The entries are to be returned exactly, with images left out.

Available data:
Content starts

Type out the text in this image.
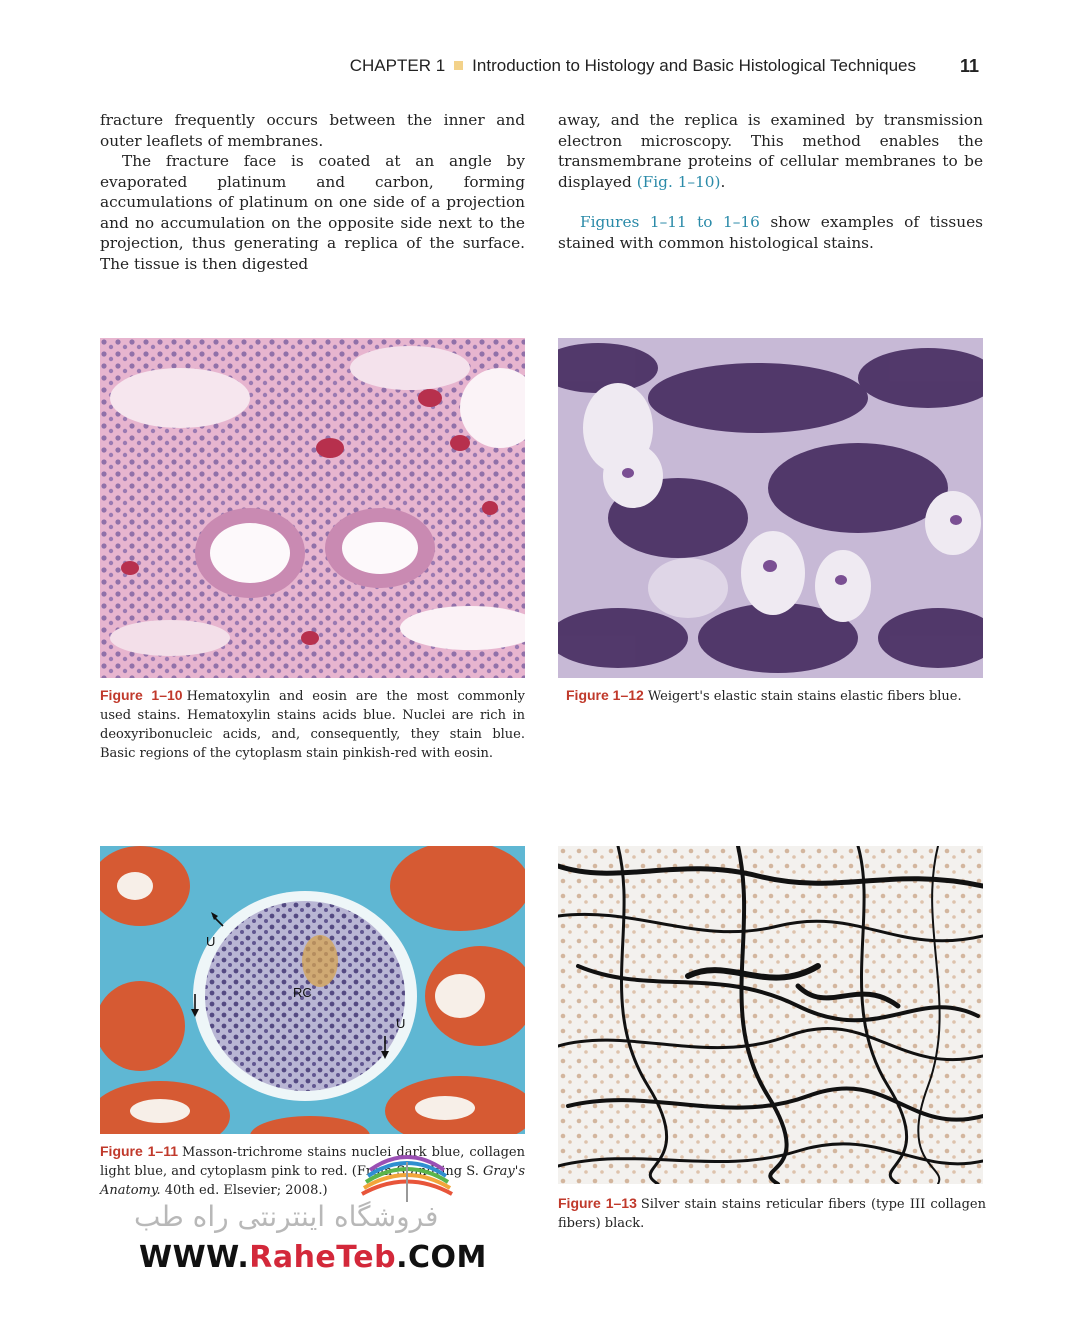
CHAPTER 1 Introduction to Histology and Basic Histological Techniques 11

fracture frequently occurs between the inner and outer leaflets of membranes.

The fracture face is coated at an angle by evaporated platinum and carbon, forming accumulations of platinum on one side of a projection and no accumulation on the opposite side next to the projection, thus generating a replica of the surface. The tissue is then digested

away, and the replica is examined by transmission electron microscopy. This method enables the transmembrane proteins of cellular membranes to be displayed (Fig. 1–10).

Figures 1–11 to 1–16 show examples of tissues stained with common histological stains.

Figure 1–10 Hematoxylin and eosin are the most commonly used stains. Hematoxylin stains acids blue. Nuclei are rich in deoxyribonucleic acids, and, consequently, they stain blue. Basic regions of the cytoplasm stain pinkish-red with eosin.
Figure 1–12 Weigert's elastic stain stains elastic fibers blue.
U
RC
U
Figure 1–11 Masson-trichrome stains nuclei dark blue, collagen light blue, and cytoplasm pink to red. (From Standring S. Gray's Anatomy. 40th ed. Elsevier; 2008.)
Figure 1–13 Silver stain stains reticular fibers (type III collagen fibers) black.
فروشگاه اینترنتی راه طب
WWW.RaheTeb.COM
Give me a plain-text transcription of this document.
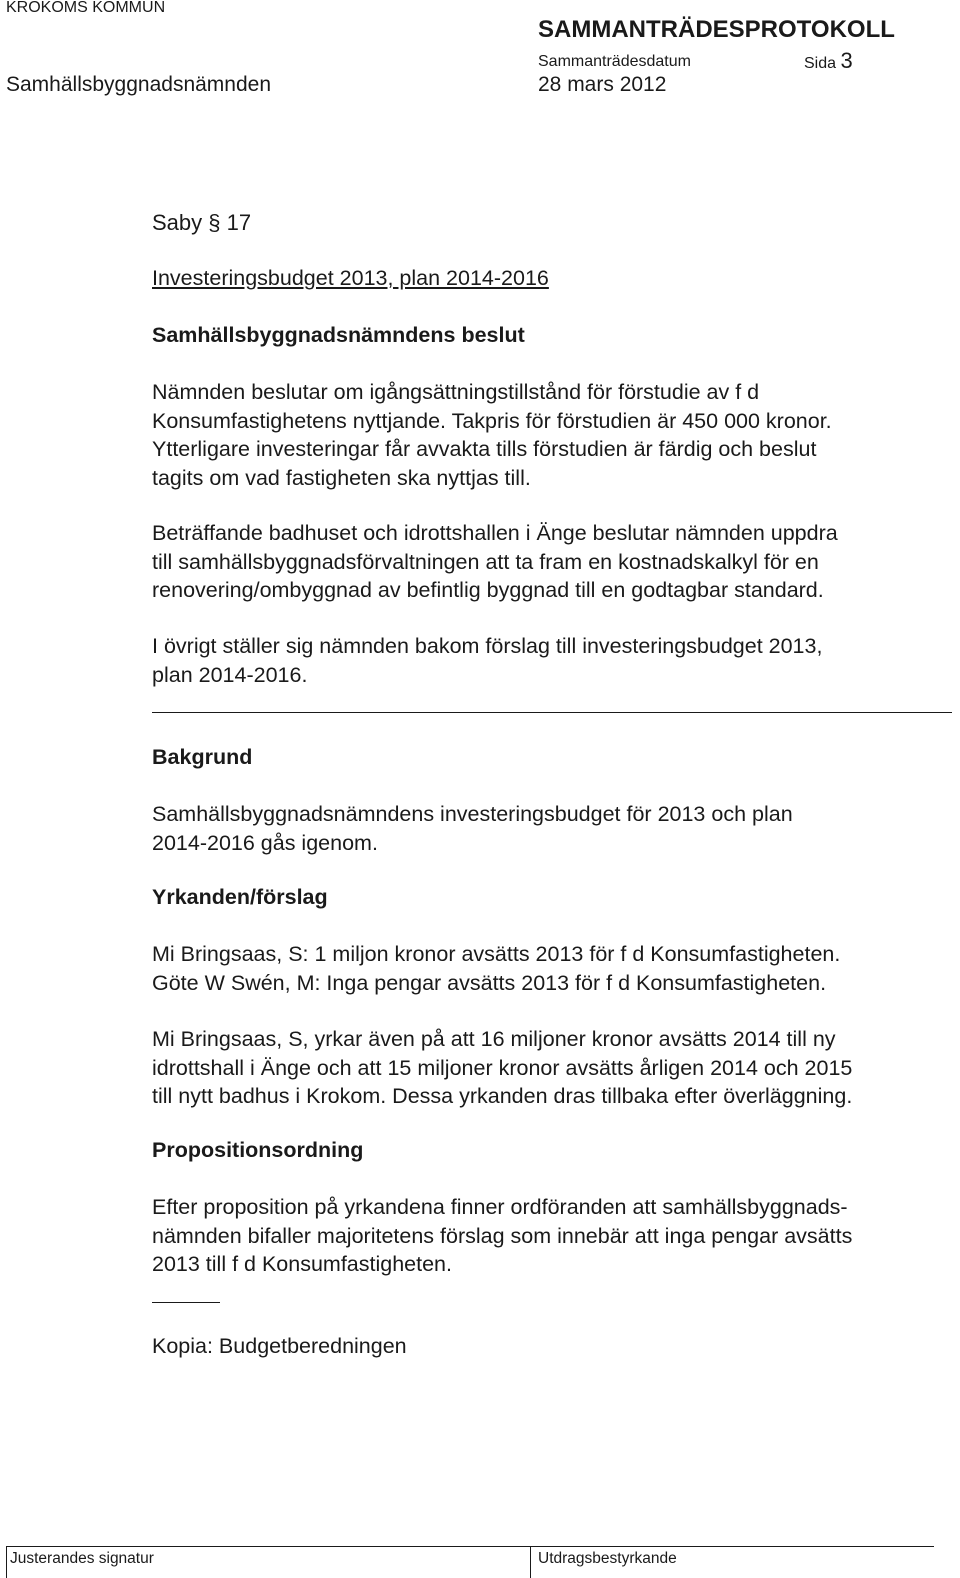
KROKOMS KOMMUN
SAMMANTRÄDESPROTOKOLL
Sammanträdesdatum	Sida 3
Samhällsbyggnadsnämnden	28 mars 2012
Saby § 17
Investeringsbudget 2013, plan 2014-2016
Samhällsbyggnadsnämndens beslut

Nämnden beslutar om igångsättningstillstånd för förstudie av f d
Konsumfastighetens nyttjande. Takpris för förstudien är 450 000 kronor.
Ytterligare investeringar får avvakta tills förstudien är färdig och beslut
tagits om vad fastigheten ska nyttjas till.

Beträffande badhuset och idrottshallen i Änge beslutar nämnden uppdra
till samhällsbyggnadsförvaltningen att ta fram en kostnadskalkyl för en
renovering/ombyggnad av befintlig byggnad till en godtagbar standard.

I övrigt ställer sig nämnden bakom förslag till investeringsbudget 2013,
plan 2014-2016.

Bakgrund

Samhällsbyggnadsnämndens investeringsbudget för 2013 och plan
2014-2016 gås igenom.

Yrkanden/förslag

Mi Bringsaas, S: 1 miljon kronor avsätts 2013 för f d Konsumfastigheten.
Göte W Swén, M: Inga pengar avsätts 2013 för f d Konsumfastigheten.

Mi Bringsaas, S, yrkar även på att 16 miljoner kronor avsätts 2014 till ny
idrottshall i Änge och att 15 miljoner kronor avsätts årligen 2014 och 2015
till nytt badhus i Krokom. Dessa yrkanden dras tillbaka efter överläggning.

Propositionsordning

Efter proposition på yrkandena finner ordföranden att samhällsbyggnads-
nämnden bifaller majoritetens förslag som innebär att inga pengar avsätts
2013 till f d Konsumfastigheten.

Kopia: Budgetberedningen
Justerandes signatur	Utdragsbestyrkande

Content ends

Response area:
Type out the text in this image.
CHAPTER 1 Introduction to Histology and Basic Histological Techniques 11

fracture frequently occurs between the inner and outer leaflets of membranes.

The fracture face is coated at an angle by evaporated platinum and carbon, forming accumulations of platinum on one side of a projection and no accumulation on the opposite side next to the projection, thus generating a replica of the surface. The tissue is then digested

away, and the replica is examined by transmission electron microscopy. This method enables the transmembrane proteins of cellular membranes to be displayed (Fig. 1–10).

Figures 1–11 to 1–16 show examples of tissues stained with common histological stains.

Figure 1–10 Hematoxylin and eosin are the most commonly used stains. Hematoxylin stains acids blue. Nuclei are rich in deoxyribonucleic acids, and, consequently, they stain blue. Basic regions of the cytoplasm stain pinkish-red with eosin.
Figure 1–12 Weigert's elastic stain stains elastic fibers blue.
U
RC
U
Figure 1–11 Masson-trichrome stains nuclei dark blue, collagen light blue, and cytoplasm pink to red. (From Standring S. Gray's Anatomy. 40th ed. Elsevier; 2008.)
Figure 1–13 Silver stain stains reticular fibers (type III collagen fibers) black.
فروشگاه اینترنتی راه طب
WWW.RaheTeb.COM
Give me a plain-text transcription of this document.
KROKOMS KOMMUN
SAMMANTRÄDESPROTOKOLL
Sammanträdesdatum	Sida 3
Samhällsbyggnadsnämnden	28 mars 2012
Saby § 17
Investeringsbudget 2013, plan 2014-2016
Samhällsbyggnadsnämndens beslut

Nämnden beslutar om igångsättningstillstånd för förstudie av f d
Konsumfastighetens nyttjande. Takpris för förstudien är 450 000 kronor.
Ytterligare investeringar får avvakta tills förstudien är färdig och beslut
tagits om vad fastigheten ska nyttjas till.

Beträffande badhuset och idrottshallen i Änge beslutar nämnden uppdra
till samhällsbyggnadsförvaltningen att ta fram en kostnadskalkyl för en
renovering/ombyggnad av befintlig byggnad till en godtagbar standard.

I övrigt ställer sig nämnden bakom förslag till investeringsbudget 2013,
plan 2014-2016.

Bakgrund

Samhällsbyggnadsnämndens investeringsbudget för 2013 och plan
2014-2016 gås igenom.

Yrkanden/förslag

Mi Bringsaas, S: 1 miljon kronor avsätts 2013 för f d Konsumfastigheten.
Göte W Swén, M: Inga pengar avsätts 2013 för f d Konsumfastigheten.

Mi Bringsaas, S, yrkar även på att 16 miljoner kronor avsätts 2014 till ny
idrottshall i Änge och att 15 miljoner kronor avsätts årligen 2014 och 2015
till nytt badhus i Krokom. Dessa yrkanden dras tillbaka efter överläggning.

Propositionsordning

Efter proposition på yrkandena finner ordföranden att samhällsbyggnads-
nämnden bifaller majoritetens förslag som innebär att inga pengar avsätts
2013 till f d Konsumfastigheten.

Kopia: Budgetberedningen
Justerandes signatur	Utdragsbestyrkande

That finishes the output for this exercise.